▶ [Task requirements] Lines that contain "JSON" are to be counted; give only their number.

▶ [Records to process]
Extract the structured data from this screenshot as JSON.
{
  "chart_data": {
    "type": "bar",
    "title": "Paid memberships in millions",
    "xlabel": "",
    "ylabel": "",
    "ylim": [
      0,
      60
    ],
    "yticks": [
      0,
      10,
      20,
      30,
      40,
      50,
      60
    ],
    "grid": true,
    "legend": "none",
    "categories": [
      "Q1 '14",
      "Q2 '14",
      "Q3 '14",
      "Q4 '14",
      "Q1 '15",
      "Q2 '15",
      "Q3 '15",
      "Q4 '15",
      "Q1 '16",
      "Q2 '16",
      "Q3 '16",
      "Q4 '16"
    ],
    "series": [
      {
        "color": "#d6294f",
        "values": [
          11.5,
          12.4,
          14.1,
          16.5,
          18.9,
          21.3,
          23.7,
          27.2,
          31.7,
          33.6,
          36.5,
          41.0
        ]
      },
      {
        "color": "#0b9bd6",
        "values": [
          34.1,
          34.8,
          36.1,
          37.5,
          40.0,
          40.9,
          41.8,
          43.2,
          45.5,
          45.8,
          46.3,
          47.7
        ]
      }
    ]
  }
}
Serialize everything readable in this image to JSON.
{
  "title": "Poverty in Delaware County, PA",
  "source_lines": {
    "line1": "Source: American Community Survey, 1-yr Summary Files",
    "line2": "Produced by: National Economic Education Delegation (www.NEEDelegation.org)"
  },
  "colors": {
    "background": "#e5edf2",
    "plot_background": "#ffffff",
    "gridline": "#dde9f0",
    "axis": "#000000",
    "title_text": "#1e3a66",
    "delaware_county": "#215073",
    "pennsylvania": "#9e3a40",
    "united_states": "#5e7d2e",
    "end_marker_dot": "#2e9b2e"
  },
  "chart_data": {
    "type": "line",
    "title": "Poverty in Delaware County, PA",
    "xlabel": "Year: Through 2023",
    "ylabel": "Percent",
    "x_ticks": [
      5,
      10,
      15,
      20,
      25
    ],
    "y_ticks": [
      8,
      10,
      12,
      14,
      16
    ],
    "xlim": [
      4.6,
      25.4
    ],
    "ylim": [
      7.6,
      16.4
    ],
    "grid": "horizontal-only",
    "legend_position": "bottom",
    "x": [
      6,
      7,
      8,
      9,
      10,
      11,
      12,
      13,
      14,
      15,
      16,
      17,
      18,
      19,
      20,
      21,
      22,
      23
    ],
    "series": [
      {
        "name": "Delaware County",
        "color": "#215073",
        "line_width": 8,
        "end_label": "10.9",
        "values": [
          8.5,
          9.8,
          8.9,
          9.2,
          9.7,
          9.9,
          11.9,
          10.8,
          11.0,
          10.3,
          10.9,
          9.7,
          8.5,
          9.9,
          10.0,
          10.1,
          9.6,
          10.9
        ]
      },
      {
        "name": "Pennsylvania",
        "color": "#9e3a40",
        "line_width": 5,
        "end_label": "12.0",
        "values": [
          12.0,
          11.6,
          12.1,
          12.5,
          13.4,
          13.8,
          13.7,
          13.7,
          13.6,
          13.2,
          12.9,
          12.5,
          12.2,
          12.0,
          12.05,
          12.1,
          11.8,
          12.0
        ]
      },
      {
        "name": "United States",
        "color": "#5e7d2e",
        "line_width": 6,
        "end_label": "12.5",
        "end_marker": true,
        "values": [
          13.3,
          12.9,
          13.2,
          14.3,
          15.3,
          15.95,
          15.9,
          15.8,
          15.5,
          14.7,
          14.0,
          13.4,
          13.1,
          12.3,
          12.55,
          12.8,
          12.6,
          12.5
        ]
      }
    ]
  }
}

▶ [Task solution] 2